**DESCRIPTION OF THE TASK:** Your answer should be a single number: the count of lines in the entries below that contain "GAPDH".

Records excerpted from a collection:
*****

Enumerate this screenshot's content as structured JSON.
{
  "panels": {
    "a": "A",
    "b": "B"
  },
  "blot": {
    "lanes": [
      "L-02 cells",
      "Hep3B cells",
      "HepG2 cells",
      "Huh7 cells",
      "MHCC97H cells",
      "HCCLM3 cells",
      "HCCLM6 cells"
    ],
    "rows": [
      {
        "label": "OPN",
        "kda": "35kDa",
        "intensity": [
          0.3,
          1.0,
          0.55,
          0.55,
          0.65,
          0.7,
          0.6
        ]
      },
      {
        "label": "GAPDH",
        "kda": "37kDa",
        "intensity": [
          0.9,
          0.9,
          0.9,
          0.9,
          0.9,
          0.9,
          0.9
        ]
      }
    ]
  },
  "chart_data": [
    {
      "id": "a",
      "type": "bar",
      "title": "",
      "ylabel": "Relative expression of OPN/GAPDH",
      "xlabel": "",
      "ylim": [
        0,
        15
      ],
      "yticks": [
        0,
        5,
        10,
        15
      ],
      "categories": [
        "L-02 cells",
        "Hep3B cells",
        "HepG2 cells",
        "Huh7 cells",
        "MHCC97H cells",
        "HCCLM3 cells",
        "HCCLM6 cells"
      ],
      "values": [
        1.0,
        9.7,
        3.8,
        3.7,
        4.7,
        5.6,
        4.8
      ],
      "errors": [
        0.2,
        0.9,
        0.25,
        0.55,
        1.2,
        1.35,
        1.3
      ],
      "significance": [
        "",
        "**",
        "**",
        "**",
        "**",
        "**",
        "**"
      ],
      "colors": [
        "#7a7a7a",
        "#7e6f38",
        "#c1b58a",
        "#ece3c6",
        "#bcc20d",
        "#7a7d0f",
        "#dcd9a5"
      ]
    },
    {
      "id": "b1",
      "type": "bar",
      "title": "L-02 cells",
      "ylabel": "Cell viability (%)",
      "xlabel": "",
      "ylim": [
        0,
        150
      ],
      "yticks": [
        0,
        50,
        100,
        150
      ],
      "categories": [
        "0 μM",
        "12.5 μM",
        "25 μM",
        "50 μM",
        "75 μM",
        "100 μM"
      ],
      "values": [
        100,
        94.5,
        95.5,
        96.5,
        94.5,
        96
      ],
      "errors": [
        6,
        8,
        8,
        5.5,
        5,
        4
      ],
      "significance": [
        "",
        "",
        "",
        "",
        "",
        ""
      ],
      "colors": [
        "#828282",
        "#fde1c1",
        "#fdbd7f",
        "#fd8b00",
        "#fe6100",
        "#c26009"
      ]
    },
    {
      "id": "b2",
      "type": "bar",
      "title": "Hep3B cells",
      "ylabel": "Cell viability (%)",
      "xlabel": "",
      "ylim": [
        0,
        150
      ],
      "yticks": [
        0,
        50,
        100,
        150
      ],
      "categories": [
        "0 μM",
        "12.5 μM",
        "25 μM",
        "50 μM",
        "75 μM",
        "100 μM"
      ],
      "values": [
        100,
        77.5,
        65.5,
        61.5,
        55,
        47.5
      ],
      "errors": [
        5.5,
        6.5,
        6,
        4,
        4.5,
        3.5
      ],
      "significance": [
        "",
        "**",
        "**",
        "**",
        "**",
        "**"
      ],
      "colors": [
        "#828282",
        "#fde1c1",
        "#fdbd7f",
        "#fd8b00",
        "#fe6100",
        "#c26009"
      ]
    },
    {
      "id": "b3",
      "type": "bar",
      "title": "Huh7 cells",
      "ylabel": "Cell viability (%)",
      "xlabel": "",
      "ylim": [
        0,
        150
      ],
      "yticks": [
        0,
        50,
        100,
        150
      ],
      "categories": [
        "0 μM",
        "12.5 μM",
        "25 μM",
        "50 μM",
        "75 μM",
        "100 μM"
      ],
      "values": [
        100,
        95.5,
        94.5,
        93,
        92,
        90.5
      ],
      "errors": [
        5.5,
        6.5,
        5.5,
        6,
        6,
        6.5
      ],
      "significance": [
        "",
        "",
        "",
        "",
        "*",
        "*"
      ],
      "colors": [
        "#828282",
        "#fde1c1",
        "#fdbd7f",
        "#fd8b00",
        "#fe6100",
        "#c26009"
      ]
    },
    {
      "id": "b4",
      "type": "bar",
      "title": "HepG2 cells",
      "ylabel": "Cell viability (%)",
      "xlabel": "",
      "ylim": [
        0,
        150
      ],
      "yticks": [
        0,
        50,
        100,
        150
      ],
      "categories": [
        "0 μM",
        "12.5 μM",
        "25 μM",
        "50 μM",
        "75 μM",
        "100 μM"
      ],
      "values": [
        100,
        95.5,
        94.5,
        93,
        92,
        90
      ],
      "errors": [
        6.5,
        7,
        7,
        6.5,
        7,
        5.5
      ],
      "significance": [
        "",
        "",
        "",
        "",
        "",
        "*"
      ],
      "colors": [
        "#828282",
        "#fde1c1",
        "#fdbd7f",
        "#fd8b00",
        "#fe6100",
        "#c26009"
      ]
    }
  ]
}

*****

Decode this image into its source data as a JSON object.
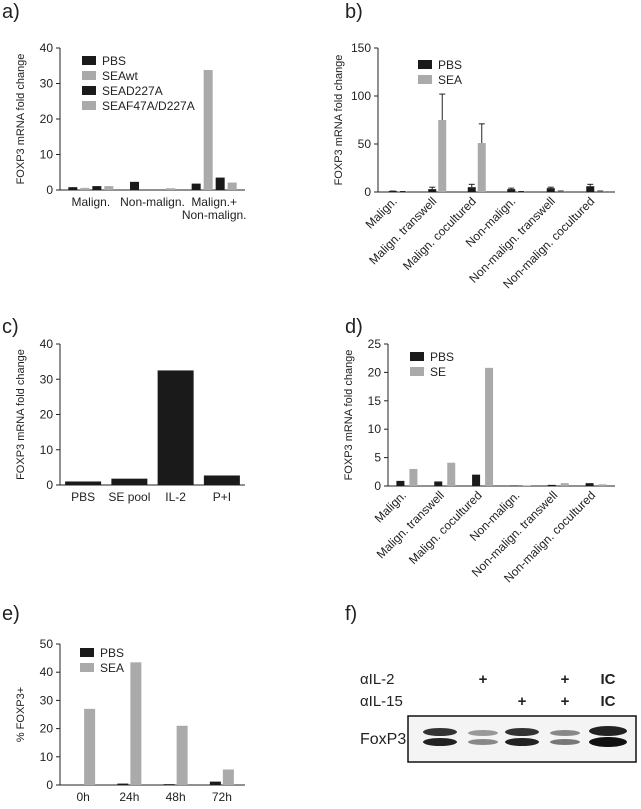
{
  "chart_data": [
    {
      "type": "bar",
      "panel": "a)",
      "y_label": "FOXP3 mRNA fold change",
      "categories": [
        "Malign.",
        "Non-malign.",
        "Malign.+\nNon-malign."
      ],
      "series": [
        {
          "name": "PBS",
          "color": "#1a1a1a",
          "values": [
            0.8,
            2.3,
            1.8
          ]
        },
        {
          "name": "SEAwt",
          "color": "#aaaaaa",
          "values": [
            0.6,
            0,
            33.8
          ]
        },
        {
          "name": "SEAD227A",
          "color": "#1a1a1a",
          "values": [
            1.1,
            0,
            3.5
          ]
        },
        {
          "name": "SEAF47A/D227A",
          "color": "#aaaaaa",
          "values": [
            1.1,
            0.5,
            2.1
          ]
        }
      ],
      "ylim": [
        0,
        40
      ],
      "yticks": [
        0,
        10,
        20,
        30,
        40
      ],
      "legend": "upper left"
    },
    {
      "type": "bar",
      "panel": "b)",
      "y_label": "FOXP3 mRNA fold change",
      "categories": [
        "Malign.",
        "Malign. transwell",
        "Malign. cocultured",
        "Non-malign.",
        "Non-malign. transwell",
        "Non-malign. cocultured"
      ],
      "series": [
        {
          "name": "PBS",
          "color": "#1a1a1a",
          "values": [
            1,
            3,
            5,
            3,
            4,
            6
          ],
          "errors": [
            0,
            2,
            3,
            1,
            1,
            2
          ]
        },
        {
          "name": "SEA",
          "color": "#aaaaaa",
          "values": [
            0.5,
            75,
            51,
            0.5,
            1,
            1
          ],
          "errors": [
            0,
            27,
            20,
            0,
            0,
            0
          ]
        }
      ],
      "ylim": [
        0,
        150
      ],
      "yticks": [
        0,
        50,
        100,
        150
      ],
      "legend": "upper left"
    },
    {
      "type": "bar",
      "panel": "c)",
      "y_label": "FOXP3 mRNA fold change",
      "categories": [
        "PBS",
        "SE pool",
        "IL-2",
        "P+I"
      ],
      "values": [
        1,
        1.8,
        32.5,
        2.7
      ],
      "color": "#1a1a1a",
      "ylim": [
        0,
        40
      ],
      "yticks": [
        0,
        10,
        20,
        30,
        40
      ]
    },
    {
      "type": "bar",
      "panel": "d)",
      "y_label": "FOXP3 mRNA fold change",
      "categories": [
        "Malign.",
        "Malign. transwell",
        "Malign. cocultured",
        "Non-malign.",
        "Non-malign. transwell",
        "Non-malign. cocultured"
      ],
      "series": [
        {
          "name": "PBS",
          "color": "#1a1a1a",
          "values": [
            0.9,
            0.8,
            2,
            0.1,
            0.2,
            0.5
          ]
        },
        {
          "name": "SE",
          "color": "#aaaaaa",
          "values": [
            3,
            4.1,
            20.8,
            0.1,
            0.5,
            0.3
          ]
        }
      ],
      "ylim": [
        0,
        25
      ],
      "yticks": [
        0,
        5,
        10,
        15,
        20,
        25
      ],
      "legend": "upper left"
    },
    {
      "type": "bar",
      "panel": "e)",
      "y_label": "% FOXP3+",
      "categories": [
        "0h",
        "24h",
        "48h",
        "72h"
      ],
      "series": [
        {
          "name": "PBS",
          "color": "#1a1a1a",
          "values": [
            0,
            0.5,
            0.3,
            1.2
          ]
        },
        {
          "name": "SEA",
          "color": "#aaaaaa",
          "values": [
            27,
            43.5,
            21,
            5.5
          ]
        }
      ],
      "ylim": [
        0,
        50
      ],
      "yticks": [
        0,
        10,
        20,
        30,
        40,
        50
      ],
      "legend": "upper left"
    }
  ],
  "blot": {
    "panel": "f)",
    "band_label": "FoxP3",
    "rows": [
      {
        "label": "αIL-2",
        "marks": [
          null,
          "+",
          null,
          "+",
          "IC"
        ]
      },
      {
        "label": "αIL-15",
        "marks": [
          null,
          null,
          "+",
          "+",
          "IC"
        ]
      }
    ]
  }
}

*****

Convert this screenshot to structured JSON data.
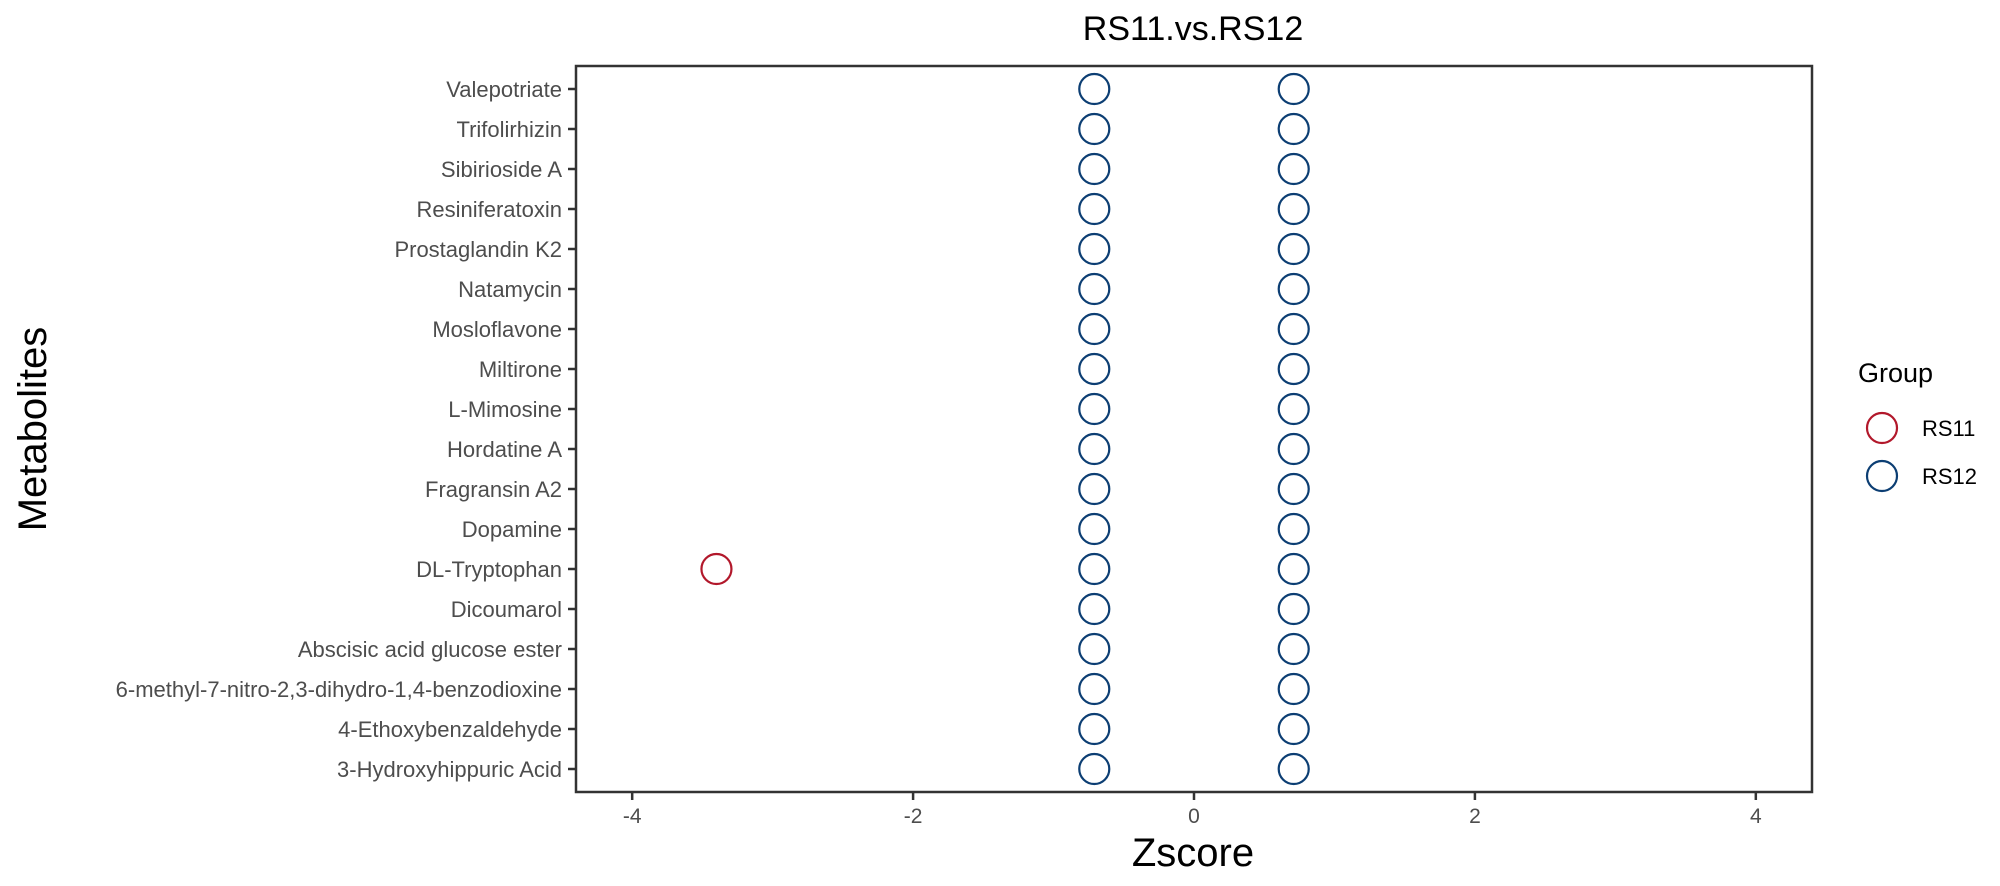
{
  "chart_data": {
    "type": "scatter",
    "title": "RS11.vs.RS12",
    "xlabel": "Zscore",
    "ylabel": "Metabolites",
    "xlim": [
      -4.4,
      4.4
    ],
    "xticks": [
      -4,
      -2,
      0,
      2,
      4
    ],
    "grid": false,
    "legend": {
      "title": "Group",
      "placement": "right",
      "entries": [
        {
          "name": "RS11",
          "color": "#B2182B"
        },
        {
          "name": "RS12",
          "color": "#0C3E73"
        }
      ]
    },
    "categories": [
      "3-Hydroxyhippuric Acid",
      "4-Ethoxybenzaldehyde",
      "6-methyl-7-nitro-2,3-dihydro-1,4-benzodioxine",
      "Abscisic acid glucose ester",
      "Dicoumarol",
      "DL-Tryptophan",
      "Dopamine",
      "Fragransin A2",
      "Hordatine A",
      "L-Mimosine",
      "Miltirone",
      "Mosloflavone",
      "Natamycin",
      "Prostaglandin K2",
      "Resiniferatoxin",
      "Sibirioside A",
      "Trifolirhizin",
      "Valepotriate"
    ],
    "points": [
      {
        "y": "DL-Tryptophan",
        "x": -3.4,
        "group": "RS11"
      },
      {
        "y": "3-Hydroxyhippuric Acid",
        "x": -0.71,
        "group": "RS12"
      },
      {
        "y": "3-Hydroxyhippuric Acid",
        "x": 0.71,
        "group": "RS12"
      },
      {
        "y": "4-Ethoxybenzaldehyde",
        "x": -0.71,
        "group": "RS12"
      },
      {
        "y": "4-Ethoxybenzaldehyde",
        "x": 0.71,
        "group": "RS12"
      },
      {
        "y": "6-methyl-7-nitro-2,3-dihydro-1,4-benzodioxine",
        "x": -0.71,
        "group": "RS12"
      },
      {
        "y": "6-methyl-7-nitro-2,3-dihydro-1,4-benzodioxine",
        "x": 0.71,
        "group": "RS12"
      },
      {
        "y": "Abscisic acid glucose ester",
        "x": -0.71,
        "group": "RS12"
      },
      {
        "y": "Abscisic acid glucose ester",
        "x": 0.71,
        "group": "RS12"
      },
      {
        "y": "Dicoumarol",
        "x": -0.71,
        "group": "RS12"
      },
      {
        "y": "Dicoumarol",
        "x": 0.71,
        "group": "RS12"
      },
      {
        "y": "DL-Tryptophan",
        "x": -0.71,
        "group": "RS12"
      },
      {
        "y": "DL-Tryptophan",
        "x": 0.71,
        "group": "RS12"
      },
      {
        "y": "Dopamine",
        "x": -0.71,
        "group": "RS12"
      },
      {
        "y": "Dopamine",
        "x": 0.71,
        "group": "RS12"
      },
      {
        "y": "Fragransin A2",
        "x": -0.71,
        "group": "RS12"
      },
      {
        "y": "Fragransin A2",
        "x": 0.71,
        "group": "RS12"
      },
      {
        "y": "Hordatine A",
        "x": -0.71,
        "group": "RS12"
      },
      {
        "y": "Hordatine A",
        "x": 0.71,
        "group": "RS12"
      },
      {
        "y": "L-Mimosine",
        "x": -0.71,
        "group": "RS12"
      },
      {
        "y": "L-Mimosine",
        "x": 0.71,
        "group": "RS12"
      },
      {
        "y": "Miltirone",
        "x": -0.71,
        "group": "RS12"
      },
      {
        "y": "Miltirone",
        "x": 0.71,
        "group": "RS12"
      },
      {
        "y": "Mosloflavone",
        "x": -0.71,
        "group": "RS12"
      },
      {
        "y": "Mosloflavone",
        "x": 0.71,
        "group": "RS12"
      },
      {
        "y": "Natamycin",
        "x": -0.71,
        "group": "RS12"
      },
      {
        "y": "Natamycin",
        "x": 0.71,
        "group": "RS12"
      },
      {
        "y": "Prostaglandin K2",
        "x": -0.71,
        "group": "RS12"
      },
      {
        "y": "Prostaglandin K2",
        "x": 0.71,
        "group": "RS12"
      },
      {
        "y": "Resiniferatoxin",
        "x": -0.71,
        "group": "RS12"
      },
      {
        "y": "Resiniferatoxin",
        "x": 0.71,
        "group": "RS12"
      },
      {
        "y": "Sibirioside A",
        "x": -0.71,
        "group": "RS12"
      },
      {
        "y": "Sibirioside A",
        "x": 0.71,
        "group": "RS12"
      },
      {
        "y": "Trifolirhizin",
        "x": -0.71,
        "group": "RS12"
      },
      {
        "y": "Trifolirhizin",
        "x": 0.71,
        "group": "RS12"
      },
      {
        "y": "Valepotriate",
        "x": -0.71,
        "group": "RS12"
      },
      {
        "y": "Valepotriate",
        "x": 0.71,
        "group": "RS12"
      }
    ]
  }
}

*****

**FINISHED TASK:** 2